##### EXERCISE MATERIAL #####
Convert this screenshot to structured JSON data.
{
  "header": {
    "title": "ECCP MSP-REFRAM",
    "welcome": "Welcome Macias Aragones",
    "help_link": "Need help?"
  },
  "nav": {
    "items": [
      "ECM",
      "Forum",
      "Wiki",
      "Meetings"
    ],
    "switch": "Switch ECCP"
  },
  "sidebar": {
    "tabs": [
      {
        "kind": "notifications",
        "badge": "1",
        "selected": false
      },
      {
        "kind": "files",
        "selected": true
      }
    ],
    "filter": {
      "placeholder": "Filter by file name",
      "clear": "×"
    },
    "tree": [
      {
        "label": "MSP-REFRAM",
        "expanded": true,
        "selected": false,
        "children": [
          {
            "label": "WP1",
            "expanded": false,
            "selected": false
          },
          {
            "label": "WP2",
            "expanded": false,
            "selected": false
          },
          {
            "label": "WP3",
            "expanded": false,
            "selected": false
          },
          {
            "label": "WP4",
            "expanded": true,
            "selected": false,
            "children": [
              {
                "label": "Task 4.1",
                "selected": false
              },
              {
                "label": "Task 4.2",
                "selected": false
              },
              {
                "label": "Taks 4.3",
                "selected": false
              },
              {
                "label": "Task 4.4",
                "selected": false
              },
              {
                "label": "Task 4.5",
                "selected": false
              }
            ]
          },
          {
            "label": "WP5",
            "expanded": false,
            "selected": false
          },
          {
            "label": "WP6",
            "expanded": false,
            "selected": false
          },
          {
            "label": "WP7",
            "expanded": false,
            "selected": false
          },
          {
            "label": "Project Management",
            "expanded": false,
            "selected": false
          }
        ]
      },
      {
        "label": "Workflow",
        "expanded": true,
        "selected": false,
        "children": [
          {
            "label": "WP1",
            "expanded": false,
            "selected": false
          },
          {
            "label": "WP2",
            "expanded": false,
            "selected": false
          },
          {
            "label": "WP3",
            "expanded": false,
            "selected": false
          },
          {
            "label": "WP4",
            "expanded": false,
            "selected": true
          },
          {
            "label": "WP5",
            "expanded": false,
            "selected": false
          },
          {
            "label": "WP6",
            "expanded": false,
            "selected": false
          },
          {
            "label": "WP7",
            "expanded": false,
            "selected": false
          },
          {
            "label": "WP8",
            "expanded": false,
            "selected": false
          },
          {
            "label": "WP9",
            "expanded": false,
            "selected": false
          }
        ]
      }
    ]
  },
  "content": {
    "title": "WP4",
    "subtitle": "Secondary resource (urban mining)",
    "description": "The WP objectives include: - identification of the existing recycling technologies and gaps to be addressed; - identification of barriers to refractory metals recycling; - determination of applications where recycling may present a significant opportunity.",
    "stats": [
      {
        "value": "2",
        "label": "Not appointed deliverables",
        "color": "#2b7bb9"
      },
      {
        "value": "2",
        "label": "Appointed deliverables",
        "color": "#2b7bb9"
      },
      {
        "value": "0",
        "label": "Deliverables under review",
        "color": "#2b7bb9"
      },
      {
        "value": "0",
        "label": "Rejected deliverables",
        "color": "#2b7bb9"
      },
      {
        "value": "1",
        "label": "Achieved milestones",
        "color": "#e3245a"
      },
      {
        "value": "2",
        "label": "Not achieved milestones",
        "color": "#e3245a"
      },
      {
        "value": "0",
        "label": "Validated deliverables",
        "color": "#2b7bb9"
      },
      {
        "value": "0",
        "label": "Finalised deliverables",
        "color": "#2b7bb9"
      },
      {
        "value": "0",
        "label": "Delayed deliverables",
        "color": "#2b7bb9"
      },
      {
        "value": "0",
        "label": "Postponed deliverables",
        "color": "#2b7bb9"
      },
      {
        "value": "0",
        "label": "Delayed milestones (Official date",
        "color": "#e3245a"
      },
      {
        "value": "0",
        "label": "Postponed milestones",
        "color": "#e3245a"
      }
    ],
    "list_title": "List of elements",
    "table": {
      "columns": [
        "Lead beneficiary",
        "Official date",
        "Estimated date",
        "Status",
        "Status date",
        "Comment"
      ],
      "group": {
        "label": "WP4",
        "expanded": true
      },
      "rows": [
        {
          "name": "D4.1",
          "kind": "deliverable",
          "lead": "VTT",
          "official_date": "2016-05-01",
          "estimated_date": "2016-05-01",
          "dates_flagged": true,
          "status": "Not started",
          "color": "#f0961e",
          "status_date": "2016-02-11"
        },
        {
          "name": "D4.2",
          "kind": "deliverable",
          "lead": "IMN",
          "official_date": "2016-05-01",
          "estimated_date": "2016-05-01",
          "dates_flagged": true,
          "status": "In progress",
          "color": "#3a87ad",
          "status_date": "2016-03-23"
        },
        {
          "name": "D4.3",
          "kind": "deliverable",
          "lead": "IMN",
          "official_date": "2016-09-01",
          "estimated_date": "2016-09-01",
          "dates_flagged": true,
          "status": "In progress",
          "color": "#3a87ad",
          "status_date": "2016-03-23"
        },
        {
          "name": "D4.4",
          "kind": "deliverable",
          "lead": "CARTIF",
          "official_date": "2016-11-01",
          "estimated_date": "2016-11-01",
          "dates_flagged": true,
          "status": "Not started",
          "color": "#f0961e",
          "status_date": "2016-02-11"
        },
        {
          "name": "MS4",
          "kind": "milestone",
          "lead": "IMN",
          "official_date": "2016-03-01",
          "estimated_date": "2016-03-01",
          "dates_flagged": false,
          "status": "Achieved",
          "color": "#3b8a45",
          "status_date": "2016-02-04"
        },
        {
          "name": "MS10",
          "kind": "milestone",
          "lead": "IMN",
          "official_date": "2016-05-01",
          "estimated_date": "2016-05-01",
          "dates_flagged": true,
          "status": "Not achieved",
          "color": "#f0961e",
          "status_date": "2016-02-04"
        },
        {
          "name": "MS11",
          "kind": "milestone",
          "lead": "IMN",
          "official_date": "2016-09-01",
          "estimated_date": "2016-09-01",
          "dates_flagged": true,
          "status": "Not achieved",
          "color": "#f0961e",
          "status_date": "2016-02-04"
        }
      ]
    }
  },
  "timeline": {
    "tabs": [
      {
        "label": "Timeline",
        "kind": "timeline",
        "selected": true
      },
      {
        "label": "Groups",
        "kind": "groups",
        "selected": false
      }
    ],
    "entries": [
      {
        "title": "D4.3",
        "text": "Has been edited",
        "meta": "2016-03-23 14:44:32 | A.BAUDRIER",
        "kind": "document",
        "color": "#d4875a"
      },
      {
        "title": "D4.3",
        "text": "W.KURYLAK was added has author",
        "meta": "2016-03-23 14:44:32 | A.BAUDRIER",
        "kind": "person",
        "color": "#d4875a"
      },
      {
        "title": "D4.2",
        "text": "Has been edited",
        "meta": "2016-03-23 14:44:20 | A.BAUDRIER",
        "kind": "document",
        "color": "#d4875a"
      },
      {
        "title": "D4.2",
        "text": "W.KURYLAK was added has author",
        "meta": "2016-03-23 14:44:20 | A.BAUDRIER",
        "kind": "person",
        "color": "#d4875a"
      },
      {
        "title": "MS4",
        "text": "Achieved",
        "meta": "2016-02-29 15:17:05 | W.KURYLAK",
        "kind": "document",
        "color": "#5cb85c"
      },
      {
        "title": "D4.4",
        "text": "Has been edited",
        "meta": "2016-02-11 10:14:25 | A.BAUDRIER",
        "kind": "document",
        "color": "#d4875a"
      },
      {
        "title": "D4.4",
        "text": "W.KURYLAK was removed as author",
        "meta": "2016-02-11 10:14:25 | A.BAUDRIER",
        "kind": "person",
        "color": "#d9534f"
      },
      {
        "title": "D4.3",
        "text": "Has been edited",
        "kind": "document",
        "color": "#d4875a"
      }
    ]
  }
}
#####
→ **PROBLEM TO SOLVE**: Type out the full listing again, exactly as given.

→ **SOLUTION BELOW**:
Convert this screenshot to structured JSON data.
{
  "header": {
    "title": "ECCP MSP-REFRAM",
    "welcome": "Welcome Macias Aragones",
    "help_link": "Need help?"
  },
  "nav": {
    "items": [
      "ECM",
      "Forum",
      "Wiki",
      "Meetings"
    ],
    "switch": "Switch ECCP"
  },
  "sidebar": {
    "tabs": [
      {
        "kind": "notifications",
        "badge": "1",
        "selected": false
      },
      {
        "kind": "files",
        "selected": true
      }
    ],
    "filter": {
      "placeholder": "Filter by file name",
      "clear": "×"
    },
    "tree": [
      {
        "label": "MSP-REFRAM",
        "expanded": true,
        "selected": false,
        "children": [
          {
            "label": "WP1",
            "expanded": false,
            "selected": false
          },
          {
            "label": "WP2",
            "expanded": false,
            "selected": false
          },
          {
            "label": "WP3",
            "expanded": false,
            "selected": false
          },
          {
            "label": "WP4",
            "expanded": true,
            "selected": false,
            "children": [
              {
                "label": "Task 4.1",
                "selected": false
              },
              {
                "label": "Task 4.2",
                "selected": false
              },
              {
                "label": "Taks 4.3",
                "selected": false
              },
              {
                "label": "Task 4.4",
                "selected": false
              },
              {
                "label": "Task 4.5",
                "selected": false
              }
            ]
          },
          {
            "label": "WP5",
            "expanded": false,
            "selected": false
          },
          {
            "label": "WP6",
            "expanded": false,
            "selected": false
          },
          {
            "label": "WP7",
            "expanded": false,
            "selected": false
          },
          {
            "label": "Project Management",
            "expanded": false,
            "selected": false
          }
        ]
      },
      {
        "label": "Workflow",
        "expanded": true,
        "selected": false,
        "children": [
          {
            "label": "WP1",
            "expanded": false,
            "selected": false
          },
          {
            "label": "WP2",
            "expanded": false,
            "selected": false
          },
          {
            "label": "WP3",
            "expanded": false,
            "selected": false
          },
          {
            "label": "WP4",
            "expanded": false,
            "selected": true
          },
          {
            "label": "WP5",
            "expanded": false,
            "selected": false
          },
          {
            "label": "WP6",
            "expanded": false,
            "selected": false
          },
          {
            "label": "WP7",
            "expanded": false,
            "selected": false
          },
          {
            "label": "WP8",
            "expanded": false,
            "selected": false
          },
          {
            "label": "WP9",
            "expanded": false,
            "selected": false
          }
        ]
      }
    ]
  },
  "content": {
    "title": "WP4",
    "subtitle": "Secondary resource (urban mining)",
    "description": "The WP objectives include: - identification of the existing recycling technologies and gaps to be addressed; - identification of barriers to refractory metals recycling; - determination of applications where recycling may present a significant opportunity.",
    "stats": [
      {
        "value": "2",
        "label": "Not appointed deliverables",
        "color": "#2b7bb9"
      },
      {
        "value": "2",
        "label": "Appointed deliverables",
        "color": "#2b7bb9"
      },
      {
        "value": "0",
        "label": "Deliverables under review",
        "color": "#2b7bb9"
      },
      {
        "value": "0",
        "label": "Rejected deliverables",
        "color": "#2b7bb9"
      },
      {
        "value": "1",
        "label": "Achieved milestones",
        "color": "#e3245a"
      },
      {
        "value": "2",
        "label": "Not achieved milestones",
        "color": "#e3245a"
      },
      {
        "value": "0",
        "label": "Validated deliverables",
        "color": "#2b7bb9"
      },
      {
        "value": "0",
        "label": "Finalised deliverables",
        "color": "#2b7bb9"
      },
      {
        "value": "0",
        "label": "Delayed deliverables",
        "color": "#2b7bb9"
      },
      {
        "value": "0",
        "label": "Postponed deliverables",
        "color": "#2b7bb9"
      },
      {
        "value": "0",
        "label": "Delayed milestones (Official date",
        "color": "#e3245a"
      },
      {
        "value": "0",
        "label": "Postponed milestones",
        "color": "#e3245a"
      }
    ],
    "list_title": "List of elements",
    "table": {
      "columns": [
        "Lead beneficiary",
        "Official date",
        "Estimated date",
        "Status",
        "Status date",
        "Comment"
      ],
      "group": {
        "label": "WP4",
        "expanded": true
      },
      "rows": [
        {
          "name": "D4.1",
          "kind": "deliverable",
          "lead": "VTT",
          "official_date": "2016-05-01",
          "estimated_date": "2016-05-01",
          "dates_flagged": true,
          "status": "Not started",
          "color": "#f0961e",
          "status_date": "2016-02-11"
        },
        {
          "name": "D4.2",
          "kind": "deliverable",
          "lead": "IMN",
          "official_date": "2016-05-01",
          "estimated_date": "2016-05-01",
          "dates_flagged": true,
          "status": "In progress",
          "color": "#3a87ad",
          "status_date": "2016-03-23"
        },
        {
          "name": "D4.3",
          "kind": "deliverable",
          "lead": "IMN",
          "official_date": "2016-09-01",
          "estimated_date": "2016-09-01",
          "dates_flagged": true,
          "status": "In progress",
          "color": "#3a87ad",
          "status_date": "2016-03-23"
        },
        {
          "name": "D4.4",
          "kind": "deliverable",
          "lead": "CARTIF",
          "official_date": "2016-11-01",
          "estimated_date": "2016-11-01",
          "dates_flagged": true,
          "status": "Not started",
          "color": "#f0961e",
          "status_date": "2016-02-11"
        },
        {
          "name": "MS4",
          "kind": "milestone",
          "lead": "IMN",
          "official_date": "2016-03-01",
          "estimated_date": "2016-03-01",
          "dates_flagged": false,
          "status": "Achieved",
          "color": "#3b8a45",
          "status_date": "2016-02-04"
        },
        {
          "name": "MS10",
          "kind": "milestone",
          "lead": "IMN",
          "official_date": "2016-05-01",
          "estimated_date": "2016-05-01",
          "dates_flagged": true,
          "status": "Not achieved",
          "color": "#f0961e",
          "status_date": "2016-02-04"
        },
        {
          "name": "MS11",
          "kind": "milestone",
          "lead": "IMN",
          "official_date": "2016-09-01",
          "estimated_date": "2016-09-01",
          "dates_flagged": true,
          "status": "Not achieved",
          "color": "#f0961e",
          "status_date": "2016-02-04"
        }
      ]
    }
  },
  "timeline": {
    "tabs": [
      {
        "label": "Timeline",
        "kind": "timeline",
        "selected": true
      },
      {
        "label": "Groups",
        "kind": "groups",
        "selected": false
      }
    ],
    "entries": [
      {
        "title": "D4.3",
        "text": "Has been edited",
        "meta": "2016-03-23 14:44:32 | A.BAUDRIER",
        "kind": "document",
        "color": "#d4875a"
      },
      {
        "title": "D4.3",
        "text": "W.KURYLAK was added has author",
        "meta": "2016-03-23 14:44:32 | A.BAUDRIER",
        "kind": "person",
        "color": "#d4875a"
      },
      {
        "title": "D4.2",
        "text": "Has been edited",
        "meta": "2016-03-23 14:44:20 | A.BAUDRIER",
        "kind": "document",
        "color": "#d4875a"
      },
      {
        "title": "D4.2",
        "text": "W.KURYLAK was added has author",
        "meta": "2016-03-23 14:44:20 | A.BAUDRIER",
        "kind": "person",
        "color": "#d4875a"
      },
      {
        "title": "MS4",
        "text": "Achieved",
        "meta": "2016-02-29 15:17:05 | W.KURYLAK",
        "kind": "document",
        "color": "#5cb85c"
      },
      {
        "title": "D4.4",
        "text": "Has been edited",
        "meta": "2016-02-11 10:14:25 | A.BAUDRIER",
        "kind": "document",
        "color": "#d4875a"
      },
      {
        "title": "D4.4",
        "text": "W.KURYLAK was removed as author",
        "meta": "2016-02-11 10:14:25 | A.BAUDRIER",
        "kind": "person",
        "color": "#d9534f"
      },
      {
        "title": "D4.3",
        "text": "Has been edited",
        "kind": "document",
        "color": "#d4875a"
      }
    ]
  }
}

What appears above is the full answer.